▶ Exercise requirements
All the records that follow need to be reproduced exactly. Omit the images.

==== Provided records

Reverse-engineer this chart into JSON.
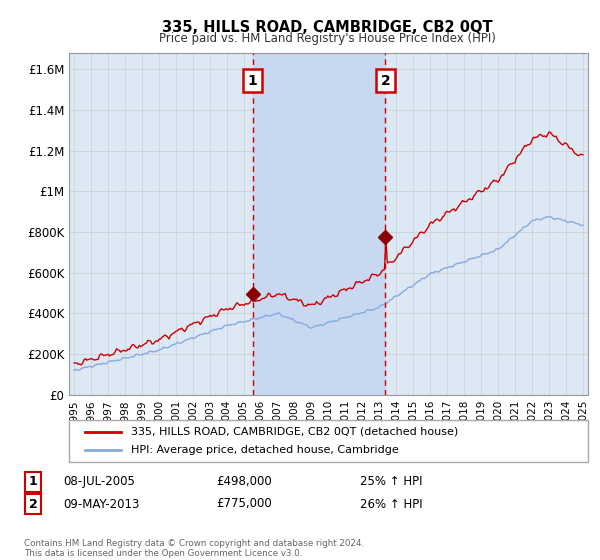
{
  "title": "335, HILLS ROAD, CAMBRIDGE, CB2 0QT",
  "subtitle": "Price paid vs. HM Land Registry's House Price Index (HPI)",
  "ylabel_ticks": [
    "£0",
    "£200K",
    "£400K",
    "£600K",
    "£800K",
    "£1M",
    "£1.2M",
    "£1.4M",
    "£1.6M"
  ],
  "ytick_values": [
    0,
    200000,
    400000,
    600000,
    800000,
    1000000,
    1200000,
    1400000,
    1600000
  ],
  "ylim": [
    0,
    1680000
  ],
  "xlim_start": 1994.7,
  "xlim_end": 2025.3,
  "x_ticks": [
    1995,
    1996,
    1997,
    1998,
    1999,
    2000,
    2001,
    2002,
    2003,
    2004,
    2005,
    2006,
    2007,
    2008,
    2009,
    2010,
    2011,
    2012,
    2013,
    2014,
    2015,
    2016,
    2017,
    2018,
    2019,
    2020,
    2021,
    2022,
    2023,
    2024,
    2025
  ],
  "transaction1_x": 2005.52,
  "transaction1_y": 498000,
  "transaction2_x": 2013.36,
  "transaction2_y": 775000,
  "line1_color": "#cc0000",
  "line2_color": "#88aadd",
  "vline_color": "#cc0000",
  "dot_color": "#8b0000",
  "box_color": "#cc0000",
  "grid_color": "#cccccc",
  "plot_bg_color": "#dde8f5",
  "highlight_color": "#c8d8f0",
  "legend1_label": "335, HILLS ROAD, CAMBRIDGE, CB2 0QT (detached house)",
  "legend2_label": "HPI: Average price, detached house, Cambridge",
  "transaction1_label": "1",
  "transaction2_label": "2",
  "transaction1_date": "08-JUL-2005",
  "transaction1_price": "£498,000",
  "transaction1_hpi": "25% ↑ HPI",
  "transaction2_date": "09-MAY-2013",
  "transaction2_price": "£775,000",
  "transaction2_hpi": "26% ↑ HPI",
  "footer": "Contains HM Land Registry data © Crown copyright and database right 2024.\nThis data is licensed under the Open Government Licence v3.0."
}
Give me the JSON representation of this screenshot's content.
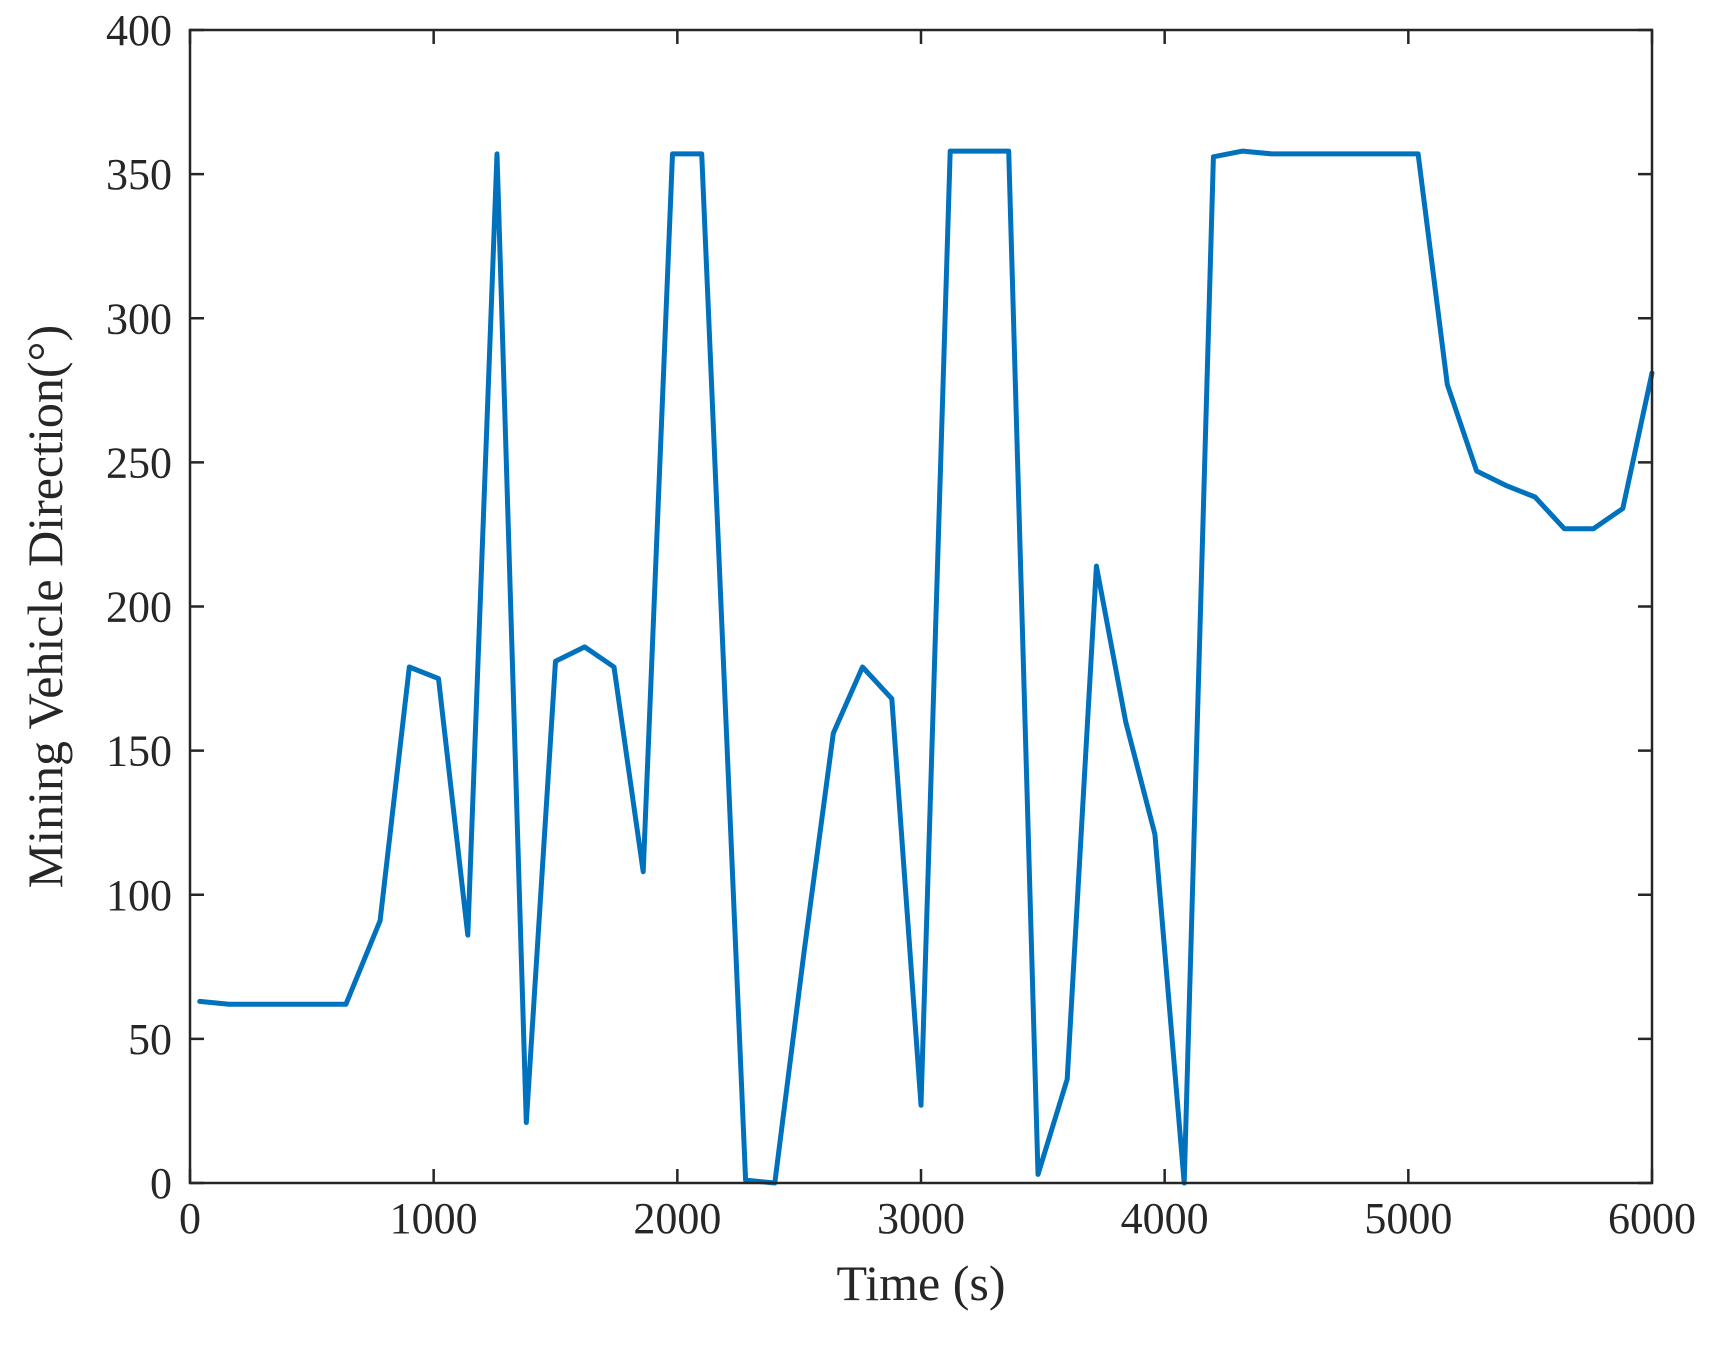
{
  "chart_data": {
    "type": "line",
    "title": "",
    "xlabel": "Time (s)",
    "ylabel": "Mining Vehicle Direction(°)",
    "xlim": [
      0,
      6000
    ],
    "ylim": [
      0,
      400
    ],
    "xticks": [
      0,
      1000,
      2000,
      3000,
      4000,
      5000,
      6000
    ],
    "yticks": [
      0,
      50,
      100,
      150,
      200,
      250,
      300,
      350,
      400
    ],
    "xtick_labels": [
      "0",
      "1000",
      "2000",
      "3000",
      "4000",
      "5000",
      "6000"
    ],
    "ytick_labels": [
      "0",
      "50",
      "100",
      "150",
      "200",
      "250",
      "300",
      "350",
      "400"
    ],
    "grid": false,
    "box": true,
    "series": [
      {
        "color": "#0072BD",
        "x": [
          40,
          160,
          280,
          400,
          520,
          640,
          780,
          900,
          1020,
          1140,
          1260,
          1380,
          1500,
          1620,
          1740,
          1860,
          1980,
          2100,
          2280,
          2400,
          2520,
          2640,
          2760,
          2880,
          3000,
          3120,
          3240,
          3360,
          3480,
          3600,
          3720,
          3840,
          3960,
          4080,
          4200,
          4320,
          4440,
          4560,
          4680,
          4800,
          4920,
          5040,
          5160,
          5280,
          5400,
          5520,
          5640,
          5760,
          5880,
          6000
        ],
        "y": [
          63,
          62,
          62,
          62,
          62,
          62,
          91,
          179,
          175,
          86,
          357,
          21,
          181,
          186,
          179,
          108,
          357,
          357,
          1,
          0,
          80,
          156,
          179,
          168,
          27,
          358,
          358,
          358,
          3,
          36,
          214,
          160,
          121,
          0,
          356,
          358,
          357,
          357,
          357,
          357,
          357,
          357,
          277,
          247,
          242,
          238,
          227,
          227,
          234,
          281
        ]
      }
    ]
  }
}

========

▶ Finished answer
Reverse-engineer this chart into JSON.
{
  "title": "335, HILLS ROAD, CAMBRIDGE, CB2 0QT",
  "subtitle": "Price paid vs. HM Land Registry's House Price Index (HPI)",
  "ylabel_ticks": [
    "£0",
    "£200K",
    "£400K",
    "£600K",
    "£800K",
    "£1M",
    "£1.2M",
    "£1.4M",
    "£1.6M"
  ],
  "ytick_values": [
    0,
    200000,
    400000,
    600000,
    800000,
    1000000,
    1200000,
    1400000,
    1600000
  ],
  "ylim": [
    0,
    1680000
  ],
  "xlim_start": 1994.7,
  "xlim_end": 2025.3,
  "x_ticks": [
    1995,
    1996,
    1997,
    1998,
    1999,
    2000,
    2001,
    2002,
    2003,
    2004,
    2005,
    2006,
    2007,
    2008,
    2009,
    2010,
    2011,
    2012,
    2013,
    2014,
    2015,
    2016,
    2017,
    2018,
    2019,
    2020,
    2021,
    2022,
    2023,
    2024,
    2025
  ],
  "transaction1_x": 2005.52,
  "transaction1_y": 498000,
  "transaction2_x": 2013.36,
  "transaction2_y": 775000,
  "line1_color": "#cc0000",
  "line2_color": "#88aadd",
  "vline_color": "#cc0000",
  "dot_color": "#8b0000",
  "box_color": "#cc0000",
  "grid_color": "#cccccc",
  "plot_bg_color": "#dde8f5",
  "highlight_color": "#c8d8f0",
  "legend1_label": "335, HILLS ROAD, CAMBRIDGE, CB2 0QT (detached house)",
  "legend2_label": "HPI: Average price, detached house, Cambridge",
  "transaction1_label": "1",
  "transaction2_label": "2",
  "transaction1_date": "08-JUL-2005",
  "transaction1_price": "£498,000",
  "transaction1_hpi": "25% ↑ HPI",
  "transaction2_date": "09-MAY-2013",
  "transaction2_price": "£775,000",
  "transaction2_hpi": "26% ↑ HPI",
  "footer": "Contains HM Land Registry data © Crown copyright and database right 2024.\nThis data is licensed under the Open Government Licence v3.0."
}
Give me the JSON representation of this screenshot's content.
{
  "chart_data": {
    "type": "line",
    "title": "",
    "xlabel": "Time (s)",
    "ylabel": "Mining Vehicle Direction(°)",
    "xlim": [
      0,
      6000
    ],
    "ylim": [
      0,
      400
    ],
    "xticks": [
      0,
      1000,
      2000,
      3000,
      4000,
      5000,
      6000
    ],
    "yticks": [
      0,
      50,
      100,
      150,
      200,
      250,
      300,
      350,
      400
    ],
    "xtick_labels": [
      "0",
      "1000",
      "2000",
      "3000",
      "4000",
      "5000",
      "6000"
    ],
    "ytick_labels": [
      "0",
      "50",
      "100",
      "150",
      "200",
      "250",
      "300",
      "350",
      "400"
    ],
    "grid": false,
    "box": true,
    "series": [
      {
        "color": "#0072BD",
        "x": [
          40,
          160,
          280,
          400,
          520,
          640,
          780,
          900,
          1020,
          1140,
          1260,
          1380,
          1500,
          1620,
          1740,
          1860,
          1980,
          2100,
          2280,
          2400,
          2520,
          2640,
          2760,
          2880,
          3000,
          3120,
          3240,
          3360,
          3480,
          3600,
          3720,
          3840,
          3960,
          4080,
          4200,
          4320,
          4440,
          4560,
          4680,
          4800,
          4920,
          5040,
          5160,
          5280,
          5400,
          5520,
          5640,
          5760,
          5880,
          6000
        ],
        "y": [
          63,
          62,
          62,
          62,
          62,
          62,
          91,
          179,
          175,
          86,
          357,
          21,
          181,
          186,
          179,
          108,
          357,
          357,
          1,
          0,
          80,
          156,
          179,
          168,
          27,
          358,
          358,
          358,
          3,
          36,
          214,
          160,
          121,
          0,
          356,
          358,
          357,
          357,
          357,
          357,
          357,
          357,
          277,
          247,
          242,
          238,
          227,
          227,
          234,
          281
        ]
      }
    ]
  }
}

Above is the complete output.